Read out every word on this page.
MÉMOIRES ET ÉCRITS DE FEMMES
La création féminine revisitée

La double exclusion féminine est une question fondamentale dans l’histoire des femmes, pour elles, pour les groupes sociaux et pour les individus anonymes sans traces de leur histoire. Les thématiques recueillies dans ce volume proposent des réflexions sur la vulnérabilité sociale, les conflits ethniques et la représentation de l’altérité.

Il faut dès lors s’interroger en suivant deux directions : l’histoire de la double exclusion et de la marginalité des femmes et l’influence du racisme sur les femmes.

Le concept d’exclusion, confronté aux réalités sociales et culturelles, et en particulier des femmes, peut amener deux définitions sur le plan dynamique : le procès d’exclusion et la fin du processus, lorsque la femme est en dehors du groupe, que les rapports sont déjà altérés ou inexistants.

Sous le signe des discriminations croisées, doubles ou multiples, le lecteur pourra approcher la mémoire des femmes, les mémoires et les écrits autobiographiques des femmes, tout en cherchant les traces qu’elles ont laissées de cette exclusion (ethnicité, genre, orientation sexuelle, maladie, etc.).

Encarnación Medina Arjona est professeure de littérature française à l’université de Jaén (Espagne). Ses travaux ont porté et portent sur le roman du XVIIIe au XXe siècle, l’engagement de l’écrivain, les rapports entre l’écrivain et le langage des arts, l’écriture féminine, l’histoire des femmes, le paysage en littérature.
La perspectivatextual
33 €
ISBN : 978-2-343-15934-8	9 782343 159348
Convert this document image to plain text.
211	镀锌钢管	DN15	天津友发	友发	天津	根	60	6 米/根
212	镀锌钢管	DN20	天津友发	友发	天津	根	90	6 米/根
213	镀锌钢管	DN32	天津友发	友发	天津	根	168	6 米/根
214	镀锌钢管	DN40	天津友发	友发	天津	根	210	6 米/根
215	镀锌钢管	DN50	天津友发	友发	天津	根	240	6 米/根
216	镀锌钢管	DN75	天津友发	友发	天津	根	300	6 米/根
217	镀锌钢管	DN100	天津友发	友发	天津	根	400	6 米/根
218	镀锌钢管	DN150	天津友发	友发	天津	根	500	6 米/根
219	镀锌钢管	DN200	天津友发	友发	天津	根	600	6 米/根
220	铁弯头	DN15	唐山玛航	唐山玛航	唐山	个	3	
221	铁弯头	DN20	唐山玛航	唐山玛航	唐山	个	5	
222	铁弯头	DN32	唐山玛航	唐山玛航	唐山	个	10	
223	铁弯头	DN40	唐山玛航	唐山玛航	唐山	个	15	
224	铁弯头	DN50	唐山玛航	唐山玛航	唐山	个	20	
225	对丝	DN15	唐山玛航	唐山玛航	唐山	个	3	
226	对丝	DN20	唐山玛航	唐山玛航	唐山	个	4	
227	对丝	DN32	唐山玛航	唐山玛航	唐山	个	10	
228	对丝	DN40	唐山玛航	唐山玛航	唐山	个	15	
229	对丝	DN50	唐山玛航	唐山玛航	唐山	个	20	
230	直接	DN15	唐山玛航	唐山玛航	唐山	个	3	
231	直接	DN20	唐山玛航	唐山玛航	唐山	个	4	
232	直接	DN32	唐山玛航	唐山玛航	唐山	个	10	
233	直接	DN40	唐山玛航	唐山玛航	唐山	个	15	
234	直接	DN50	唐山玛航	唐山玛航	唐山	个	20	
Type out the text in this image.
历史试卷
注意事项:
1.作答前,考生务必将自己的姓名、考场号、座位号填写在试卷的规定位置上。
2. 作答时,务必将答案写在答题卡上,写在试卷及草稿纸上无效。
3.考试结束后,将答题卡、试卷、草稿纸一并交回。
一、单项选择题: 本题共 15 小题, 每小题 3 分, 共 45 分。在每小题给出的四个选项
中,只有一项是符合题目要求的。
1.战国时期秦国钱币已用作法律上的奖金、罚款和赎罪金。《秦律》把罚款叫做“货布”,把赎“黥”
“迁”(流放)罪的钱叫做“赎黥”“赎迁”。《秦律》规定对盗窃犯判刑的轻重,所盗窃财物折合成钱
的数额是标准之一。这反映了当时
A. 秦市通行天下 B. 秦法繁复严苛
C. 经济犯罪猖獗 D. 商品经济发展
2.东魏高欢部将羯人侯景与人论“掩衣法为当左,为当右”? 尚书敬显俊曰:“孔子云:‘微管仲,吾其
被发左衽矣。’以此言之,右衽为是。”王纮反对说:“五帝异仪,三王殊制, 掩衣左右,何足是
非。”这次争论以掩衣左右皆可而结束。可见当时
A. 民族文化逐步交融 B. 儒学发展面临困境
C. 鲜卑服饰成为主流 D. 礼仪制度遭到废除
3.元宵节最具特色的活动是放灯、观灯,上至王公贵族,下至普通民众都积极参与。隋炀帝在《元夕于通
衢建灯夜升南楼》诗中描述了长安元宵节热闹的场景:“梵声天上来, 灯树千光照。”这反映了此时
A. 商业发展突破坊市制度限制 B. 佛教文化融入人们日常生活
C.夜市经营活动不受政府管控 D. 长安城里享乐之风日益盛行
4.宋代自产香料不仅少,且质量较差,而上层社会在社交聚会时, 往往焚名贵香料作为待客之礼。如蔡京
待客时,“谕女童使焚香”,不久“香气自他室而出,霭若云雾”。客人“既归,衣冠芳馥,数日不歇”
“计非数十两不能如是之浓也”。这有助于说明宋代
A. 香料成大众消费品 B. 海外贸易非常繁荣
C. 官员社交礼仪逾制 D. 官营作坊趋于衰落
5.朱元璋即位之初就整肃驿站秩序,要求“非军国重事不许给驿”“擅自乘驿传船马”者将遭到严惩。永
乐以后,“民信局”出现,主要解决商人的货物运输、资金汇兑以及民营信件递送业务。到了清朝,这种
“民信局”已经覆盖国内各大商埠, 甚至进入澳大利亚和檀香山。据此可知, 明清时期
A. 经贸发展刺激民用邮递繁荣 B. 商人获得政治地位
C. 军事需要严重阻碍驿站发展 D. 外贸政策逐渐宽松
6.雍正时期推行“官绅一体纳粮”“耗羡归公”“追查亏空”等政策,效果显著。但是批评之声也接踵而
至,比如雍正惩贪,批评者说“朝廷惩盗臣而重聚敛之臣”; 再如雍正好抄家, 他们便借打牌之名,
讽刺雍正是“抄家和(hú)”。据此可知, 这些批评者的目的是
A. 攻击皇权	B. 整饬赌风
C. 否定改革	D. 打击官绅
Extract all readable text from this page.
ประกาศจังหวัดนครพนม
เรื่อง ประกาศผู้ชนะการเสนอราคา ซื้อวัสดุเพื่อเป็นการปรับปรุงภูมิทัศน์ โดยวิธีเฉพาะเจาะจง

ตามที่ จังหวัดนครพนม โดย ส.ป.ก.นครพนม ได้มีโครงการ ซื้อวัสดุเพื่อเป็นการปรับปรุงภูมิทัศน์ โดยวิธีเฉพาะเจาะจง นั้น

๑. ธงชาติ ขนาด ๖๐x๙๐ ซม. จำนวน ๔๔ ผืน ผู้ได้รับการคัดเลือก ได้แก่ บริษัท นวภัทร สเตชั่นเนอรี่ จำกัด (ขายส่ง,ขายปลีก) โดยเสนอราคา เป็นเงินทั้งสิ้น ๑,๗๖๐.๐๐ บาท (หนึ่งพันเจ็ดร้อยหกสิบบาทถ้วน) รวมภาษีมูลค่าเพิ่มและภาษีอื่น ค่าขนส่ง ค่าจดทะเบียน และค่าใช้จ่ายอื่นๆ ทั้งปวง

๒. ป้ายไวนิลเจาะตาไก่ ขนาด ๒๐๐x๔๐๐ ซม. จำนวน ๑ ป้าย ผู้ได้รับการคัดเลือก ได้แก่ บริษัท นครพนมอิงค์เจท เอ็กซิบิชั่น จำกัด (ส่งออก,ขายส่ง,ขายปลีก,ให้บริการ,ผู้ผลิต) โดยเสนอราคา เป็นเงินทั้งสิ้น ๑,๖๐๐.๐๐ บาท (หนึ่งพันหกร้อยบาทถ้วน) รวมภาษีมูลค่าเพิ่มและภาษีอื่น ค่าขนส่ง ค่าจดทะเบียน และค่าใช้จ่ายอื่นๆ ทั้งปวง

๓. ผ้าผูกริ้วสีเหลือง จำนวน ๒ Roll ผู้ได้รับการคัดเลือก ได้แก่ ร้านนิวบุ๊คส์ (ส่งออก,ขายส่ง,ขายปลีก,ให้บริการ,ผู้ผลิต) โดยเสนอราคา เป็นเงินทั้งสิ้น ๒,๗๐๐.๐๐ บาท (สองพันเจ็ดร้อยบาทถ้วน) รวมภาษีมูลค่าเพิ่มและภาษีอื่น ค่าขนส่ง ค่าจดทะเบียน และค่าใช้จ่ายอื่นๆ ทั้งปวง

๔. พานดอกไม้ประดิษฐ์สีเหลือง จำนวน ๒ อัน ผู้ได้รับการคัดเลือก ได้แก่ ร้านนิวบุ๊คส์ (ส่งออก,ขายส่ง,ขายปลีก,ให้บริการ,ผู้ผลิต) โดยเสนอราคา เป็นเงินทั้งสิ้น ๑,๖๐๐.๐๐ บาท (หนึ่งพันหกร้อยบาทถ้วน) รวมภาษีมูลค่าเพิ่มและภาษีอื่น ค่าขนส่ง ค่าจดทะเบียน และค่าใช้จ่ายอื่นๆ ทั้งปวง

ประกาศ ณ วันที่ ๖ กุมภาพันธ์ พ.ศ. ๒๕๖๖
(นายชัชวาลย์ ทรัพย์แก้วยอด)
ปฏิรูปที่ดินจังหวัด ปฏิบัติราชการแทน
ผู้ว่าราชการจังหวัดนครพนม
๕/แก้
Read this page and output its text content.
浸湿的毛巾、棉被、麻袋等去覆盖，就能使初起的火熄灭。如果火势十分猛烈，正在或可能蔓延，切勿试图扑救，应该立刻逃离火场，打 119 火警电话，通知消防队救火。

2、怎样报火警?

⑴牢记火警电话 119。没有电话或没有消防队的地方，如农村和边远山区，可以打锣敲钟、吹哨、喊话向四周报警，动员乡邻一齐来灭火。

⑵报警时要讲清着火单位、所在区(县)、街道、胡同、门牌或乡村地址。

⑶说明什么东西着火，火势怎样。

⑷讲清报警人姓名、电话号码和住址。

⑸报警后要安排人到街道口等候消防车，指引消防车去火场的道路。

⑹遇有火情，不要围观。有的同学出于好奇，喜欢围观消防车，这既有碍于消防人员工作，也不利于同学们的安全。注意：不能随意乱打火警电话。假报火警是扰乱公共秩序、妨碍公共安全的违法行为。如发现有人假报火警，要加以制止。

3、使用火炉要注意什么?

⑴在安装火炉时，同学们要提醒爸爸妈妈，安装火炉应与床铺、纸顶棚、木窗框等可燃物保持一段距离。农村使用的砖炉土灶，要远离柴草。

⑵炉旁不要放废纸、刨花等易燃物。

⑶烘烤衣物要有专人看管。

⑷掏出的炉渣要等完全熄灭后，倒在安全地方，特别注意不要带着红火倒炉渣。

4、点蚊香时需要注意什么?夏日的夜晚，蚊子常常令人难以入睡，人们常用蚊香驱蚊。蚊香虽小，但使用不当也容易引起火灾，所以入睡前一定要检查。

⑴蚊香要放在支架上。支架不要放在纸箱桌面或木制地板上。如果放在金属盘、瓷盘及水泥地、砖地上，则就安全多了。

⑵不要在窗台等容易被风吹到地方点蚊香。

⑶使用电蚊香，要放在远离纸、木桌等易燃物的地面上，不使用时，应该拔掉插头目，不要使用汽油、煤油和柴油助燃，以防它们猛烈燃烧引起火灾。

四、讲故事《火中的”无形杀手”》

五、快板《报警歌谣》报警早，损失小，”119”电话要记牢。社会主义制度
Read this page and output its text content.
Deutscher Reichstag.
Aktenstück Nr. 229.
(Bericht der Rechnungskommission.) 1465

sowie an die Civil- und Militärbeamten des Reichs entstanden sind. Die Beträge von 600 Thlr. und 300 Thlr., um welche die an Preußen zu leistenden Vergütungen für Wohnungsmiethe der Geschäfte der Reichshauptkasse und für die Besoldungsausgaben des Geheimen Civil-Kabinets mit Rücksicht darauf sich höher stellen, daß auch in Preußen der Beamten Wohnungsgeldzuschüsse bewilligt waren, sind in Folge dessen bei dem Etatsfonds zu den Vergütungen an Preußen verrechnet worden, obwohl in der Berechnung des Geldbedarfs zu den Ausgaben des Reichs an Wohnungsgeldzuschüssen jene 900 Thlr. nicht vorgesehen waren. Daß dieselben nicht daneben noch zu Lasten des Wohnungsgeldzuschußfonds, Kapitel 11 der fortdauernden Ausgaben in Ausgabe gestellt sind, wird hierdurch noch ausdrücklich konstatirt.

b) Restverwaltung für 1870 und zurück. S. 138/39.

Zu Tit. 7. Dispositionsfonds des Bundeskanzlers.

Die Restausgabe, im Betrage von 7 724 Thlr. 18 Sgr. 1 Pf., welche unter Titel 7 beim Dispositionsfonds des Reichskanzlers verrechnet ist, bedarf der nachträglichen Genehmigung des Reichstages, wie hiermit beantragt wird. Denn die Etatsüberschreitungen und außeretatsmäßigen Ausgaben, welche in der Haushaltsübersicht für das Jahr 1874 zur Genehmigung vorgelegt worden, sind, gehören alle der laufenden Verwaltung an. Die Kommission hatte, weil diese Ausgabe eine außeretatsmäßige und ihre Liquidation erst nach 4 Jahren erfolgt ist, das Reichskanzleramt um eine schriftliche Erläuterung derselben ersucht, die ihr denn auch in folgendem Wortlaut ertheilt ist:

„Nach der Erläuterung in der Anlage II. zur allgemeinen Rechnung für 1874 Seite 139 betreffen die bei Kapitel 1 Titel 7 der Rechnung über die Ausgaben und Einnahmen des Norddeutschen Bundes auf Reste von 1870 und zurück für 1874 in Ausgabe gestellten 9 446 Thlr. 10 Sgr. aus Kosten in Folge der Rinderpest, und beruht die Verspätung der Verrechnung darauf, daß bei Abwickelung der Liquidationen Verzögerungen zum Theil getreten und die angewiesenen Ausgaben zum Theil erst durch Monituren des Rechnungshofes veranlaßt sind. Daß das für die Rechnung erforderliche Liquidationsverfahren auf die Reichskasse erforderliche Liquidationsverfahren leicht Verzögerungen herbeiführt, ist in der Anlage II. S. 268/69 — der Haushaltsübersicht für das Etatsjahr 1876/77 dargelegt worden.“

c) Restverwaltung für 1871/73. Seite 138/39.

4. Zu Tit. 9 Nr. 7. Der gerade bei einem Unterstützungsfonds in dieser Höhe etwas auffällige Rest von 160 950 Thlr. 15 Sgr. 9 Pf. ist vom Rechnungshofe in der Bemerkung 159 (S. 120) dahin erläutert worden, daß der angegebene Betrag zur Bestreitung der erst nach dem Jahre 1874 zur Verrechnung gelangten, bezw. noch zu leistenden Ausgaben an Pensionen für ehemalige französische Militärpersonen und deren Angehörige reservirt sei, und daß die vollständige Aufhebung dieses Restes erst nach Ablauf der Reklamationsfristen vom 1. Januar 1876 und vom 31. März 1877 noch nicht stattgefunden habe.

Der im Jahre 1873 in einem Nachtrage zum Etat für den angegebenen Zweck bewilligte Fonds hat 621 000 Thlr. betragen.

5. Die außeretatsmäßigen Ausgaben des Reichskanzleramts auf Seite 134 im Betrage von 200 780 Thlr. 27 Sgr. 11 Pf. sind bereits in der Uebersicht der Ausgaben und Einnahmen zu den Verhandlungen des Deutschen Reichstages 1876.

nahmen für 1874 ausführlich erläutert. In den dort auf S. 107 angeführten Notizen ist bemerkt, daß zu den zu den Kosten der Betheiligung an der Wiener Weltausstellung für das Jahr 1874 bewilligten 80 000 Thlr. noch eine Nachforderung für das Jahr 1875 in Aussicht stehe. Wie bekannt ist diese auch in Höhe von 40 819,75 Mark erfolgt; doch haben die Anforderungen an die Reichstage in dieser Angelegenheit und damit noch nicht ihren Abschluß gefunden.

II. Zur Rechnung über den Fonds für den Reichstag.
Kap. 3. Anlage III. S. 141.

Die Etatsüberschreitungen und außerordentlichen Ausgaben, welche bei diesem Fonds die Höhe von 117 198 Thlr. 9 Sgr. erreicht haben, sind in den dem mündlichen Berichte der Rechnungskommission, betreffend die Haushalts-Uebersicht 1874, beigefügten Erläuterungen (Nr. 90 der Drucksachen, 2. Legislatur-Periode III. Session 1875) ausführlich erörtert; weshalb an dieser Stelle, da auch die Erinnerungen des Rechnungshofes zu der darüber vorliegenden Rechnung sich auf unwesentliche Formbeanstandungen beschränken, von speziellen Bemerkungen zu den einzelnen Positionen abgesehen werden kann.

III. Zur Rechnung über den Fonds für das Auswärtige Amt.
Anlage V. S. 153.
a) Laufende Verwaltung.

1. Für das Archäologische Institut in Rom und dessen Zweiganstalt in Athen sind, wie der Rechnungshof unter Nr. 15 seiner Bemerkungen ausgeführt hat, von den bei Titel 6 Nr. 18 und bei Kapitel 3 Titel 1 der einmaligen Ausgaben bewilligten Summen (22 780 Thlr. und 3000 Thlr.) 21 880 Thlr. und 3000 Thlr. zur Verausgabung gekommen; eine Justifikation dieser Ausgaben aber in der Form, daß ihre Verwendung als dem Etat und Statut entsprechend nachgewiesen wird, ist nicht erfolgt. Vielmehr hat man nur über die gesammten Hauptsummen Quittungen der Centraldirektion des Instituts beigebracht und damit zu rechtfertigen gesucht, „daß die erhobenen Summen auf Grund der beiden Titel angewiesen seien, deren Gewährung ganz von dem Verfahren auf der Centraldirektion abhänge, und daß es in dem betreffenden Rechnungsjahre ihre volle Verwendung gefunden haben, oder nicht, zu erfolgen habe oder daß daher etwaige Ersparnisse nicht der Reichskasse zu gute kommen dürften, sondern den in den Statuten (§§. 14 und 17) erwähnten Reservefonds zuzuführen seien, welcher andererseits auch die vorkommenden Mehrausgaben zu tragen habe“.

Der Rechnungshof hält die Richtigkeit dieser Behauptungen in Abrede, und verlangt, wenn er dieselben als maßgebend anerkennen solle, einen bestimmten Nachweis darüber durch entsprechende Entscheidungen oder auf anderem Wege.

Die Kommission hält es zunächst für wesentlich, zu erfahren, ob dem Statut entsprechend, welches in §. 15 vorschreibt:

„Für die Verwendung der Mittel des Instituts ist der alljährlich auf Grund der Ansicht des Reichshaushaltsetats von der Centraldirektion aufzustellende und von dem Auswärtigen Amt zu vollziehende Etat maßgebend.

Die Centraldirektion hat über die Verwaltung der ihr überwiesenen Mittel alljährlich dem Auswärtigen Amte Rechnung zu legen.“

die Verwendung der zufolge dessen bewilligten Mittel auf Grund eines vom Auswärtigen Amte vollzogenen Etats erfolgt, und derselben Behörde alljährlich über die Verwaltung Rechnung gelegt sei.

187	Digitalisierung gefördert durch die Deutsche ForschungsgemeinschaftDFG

------------------------------------------------

* EXERCISE REQUIREMENTS
Filter the data for the string "โดยว" and copy every line that has it.

* EXERCISE RESPONSE
เรื่อง ประกาศผู้ชนะการเสนอราคา ซื้อวัสดุเพื่อเป็นการปรับปรุงภูมิทัศน์ โดยวิธีเฉพาะเจาะจง
ตามที่ จังหวัดนครพนม โดย ส.ป.ก.นครพนม ได้มีโครงการ ซื้อวัสดุเพื่อเป็นการปรับปรุงภูมิทัศน์ โดยวิธีเฉพาะเจาะจง นั้น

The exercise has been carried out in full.